→ **Exercise task**
Collect each line containing "investida".

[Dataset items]
——

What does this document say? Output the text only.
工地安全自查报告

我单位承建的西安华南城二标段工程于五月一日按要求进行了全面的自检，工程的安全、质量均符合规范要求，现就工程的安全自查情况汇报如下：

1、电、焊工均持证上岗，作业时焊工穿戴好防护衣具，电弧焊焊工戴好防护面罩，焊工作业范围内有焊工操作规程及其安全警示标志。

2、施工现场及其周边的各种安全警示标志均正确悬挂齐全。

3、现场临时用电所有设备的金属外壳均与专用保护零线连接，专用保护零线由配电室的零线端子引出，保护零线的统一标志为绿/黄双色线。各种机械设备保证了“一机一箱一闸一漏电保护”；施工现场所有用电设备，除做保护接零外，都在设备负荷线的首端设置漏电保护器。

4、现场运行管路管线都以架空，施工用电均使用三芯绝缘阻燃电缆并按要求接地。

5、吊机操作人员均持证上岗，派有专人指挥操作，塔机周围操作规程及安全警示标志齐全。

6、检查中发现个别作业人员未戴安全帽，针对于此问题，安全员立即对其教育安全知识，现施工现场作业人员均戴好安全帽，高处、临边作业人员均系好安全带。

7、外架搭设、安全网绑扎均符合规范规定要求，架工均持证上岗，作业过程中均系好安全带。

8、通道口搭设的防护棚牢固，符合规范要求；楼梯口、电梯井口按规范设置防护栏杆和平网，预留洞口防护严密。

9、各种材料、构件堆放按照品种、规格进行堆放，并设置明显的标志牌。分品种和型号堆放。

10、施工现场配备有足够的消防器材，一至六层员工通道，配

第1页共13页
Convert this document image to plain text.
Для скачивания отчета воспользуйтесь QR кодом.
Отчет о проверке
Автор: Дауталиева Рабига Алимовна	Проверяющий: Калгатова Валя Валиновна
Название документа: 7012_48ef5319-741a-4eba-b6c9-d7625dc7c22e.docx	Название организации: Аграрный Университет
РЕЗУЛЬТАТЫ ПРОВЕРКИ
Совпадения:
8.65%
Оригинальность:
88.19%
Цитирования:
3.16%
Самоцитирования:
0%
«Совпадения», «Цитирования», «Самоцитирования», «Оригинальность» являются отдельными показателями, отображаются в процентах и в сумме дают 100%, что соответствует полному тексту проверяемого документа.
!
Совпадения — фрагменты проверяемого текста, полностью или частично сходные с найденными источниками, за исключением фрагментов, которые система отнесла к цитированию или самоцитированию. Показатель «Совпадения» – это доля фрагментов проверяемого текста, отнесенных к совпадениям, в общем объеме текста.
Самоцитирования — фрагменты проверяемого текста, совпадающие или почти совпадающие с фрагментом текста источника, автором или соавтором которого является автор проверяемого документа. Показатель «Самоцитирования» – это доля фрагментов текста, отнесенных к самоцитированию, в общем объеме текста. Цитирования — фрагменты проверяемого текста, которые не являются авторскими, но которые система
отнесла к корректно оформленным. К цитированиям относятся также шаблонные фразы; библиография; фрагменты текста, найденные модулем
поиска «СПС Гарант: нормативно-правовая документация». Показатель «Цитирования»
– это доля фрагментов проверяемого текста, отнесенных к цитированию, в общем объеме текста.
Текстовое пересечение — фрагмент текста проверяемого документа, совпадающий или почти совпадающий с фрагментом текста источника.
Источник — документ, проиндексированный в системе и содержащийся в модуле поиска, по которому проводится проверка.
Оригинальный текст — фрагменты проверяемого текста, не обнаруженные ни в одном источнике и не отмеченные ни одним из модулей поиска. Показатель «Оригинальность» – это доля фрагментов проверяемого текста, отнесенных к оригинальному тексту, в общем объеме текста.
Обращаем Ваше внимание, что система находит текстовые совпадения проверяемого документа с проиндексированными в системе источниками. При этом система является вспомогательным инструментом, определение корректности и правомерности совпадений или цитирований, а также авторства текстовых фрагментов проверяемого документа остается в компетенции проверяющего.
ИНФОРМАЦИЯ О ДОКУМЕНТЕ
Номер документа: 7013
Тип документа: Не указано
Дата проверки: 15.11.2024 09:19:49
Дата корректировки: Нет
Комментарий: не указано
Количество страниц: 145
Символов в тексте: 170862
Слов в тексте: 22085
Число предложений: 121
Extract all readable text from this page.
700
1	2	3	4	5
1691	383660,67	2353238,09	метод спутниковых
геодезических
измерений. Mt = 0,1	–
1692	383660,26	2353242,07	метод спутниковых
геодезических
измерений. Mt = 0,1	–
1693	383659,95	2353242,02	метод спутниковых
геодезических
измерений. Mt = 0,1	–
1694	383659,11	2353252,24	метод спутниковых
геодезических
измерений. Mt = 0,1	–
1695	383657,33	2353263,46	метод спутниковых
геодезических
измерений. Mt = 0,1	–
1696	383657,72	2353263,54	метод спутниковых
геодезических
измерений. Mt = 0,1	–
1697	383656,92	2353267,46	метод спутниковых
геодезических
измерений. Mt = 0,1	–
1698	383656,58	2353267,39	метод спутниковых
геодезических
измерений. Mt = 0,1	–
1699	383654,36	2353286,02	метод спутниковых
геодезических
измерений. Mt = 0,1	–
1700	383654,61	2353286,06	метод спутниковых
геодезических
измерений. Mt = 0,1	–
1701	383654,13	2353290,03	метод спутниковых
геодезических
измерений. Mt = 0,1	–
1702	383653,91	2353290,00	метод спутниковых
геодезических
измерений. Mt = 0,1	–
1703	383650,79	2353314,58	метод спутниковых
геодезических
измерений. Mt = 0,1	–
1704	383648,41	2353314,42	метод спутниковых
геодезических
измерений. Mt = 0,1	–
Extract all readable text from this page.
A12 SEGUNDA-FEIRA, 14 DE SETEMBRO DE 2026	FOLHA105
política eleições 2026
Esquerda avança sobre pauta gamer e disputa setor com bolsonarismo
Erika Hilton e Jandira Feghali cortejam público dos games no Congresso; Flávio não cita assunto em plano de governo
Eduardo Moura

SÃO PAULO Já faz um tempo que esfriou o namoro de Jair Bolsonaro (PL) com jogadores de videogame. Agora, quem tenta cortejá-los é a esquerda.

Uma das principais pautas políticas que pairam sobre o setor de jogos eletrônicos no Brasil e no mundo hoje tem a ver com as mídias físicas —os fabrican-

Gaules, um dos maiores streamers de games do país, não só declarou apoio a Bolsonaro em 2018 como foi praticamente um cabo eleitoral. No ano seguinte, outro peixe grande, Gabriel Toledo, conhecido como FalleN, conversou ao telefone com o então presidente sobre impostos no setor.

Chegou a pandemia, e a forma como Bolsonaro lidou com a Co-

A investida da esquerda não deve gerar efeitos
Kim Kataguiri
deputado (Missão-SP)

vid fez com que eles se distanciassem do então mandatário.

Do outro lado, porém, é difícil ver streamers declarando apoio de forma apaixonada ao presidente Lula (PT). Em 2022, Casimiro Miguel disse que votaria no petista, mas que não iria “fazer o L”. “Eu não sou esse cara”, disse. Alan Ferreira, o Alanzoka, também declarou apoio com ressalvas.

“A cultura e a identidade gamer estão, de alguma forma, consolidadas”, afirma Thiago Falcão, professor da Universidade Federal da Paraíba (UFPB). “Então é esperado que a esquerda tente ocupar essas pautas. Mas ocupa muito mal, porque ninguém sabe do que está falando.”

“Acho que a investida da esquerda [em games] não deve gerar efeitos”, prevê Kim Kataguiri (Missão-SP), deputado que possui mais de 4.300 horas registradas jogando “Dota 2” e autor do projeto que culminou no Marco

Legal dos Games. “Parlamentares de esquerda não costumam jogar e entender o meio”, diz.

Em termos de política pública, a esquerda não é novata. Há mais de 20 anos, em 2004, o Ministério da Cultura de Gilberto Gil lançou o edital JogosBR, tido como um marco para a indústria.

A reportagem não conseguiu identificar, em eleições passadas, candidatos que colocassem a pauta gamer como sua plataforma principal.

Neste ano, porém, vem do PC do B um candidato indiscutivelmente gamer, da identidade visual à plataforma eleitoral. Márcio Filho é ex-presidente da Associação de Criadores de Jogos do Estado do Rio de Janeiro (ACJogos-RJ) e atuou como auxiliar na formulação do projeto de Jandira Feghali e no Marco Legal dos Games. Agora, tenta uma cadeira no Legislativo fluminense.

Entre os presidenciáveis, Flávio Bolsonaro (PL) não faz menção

——

→ **Reply to the task**
A investida da esquerda não deve gerar efeitos
“Acho que a investida da esquerda [em games] não deve gerar efeitos”, prevê Kim Kataguiri (Missão-SP), deputado que possui mais de 4.300 horas registradas jogando “Dota 2” e autor do projeto que culminou no Marco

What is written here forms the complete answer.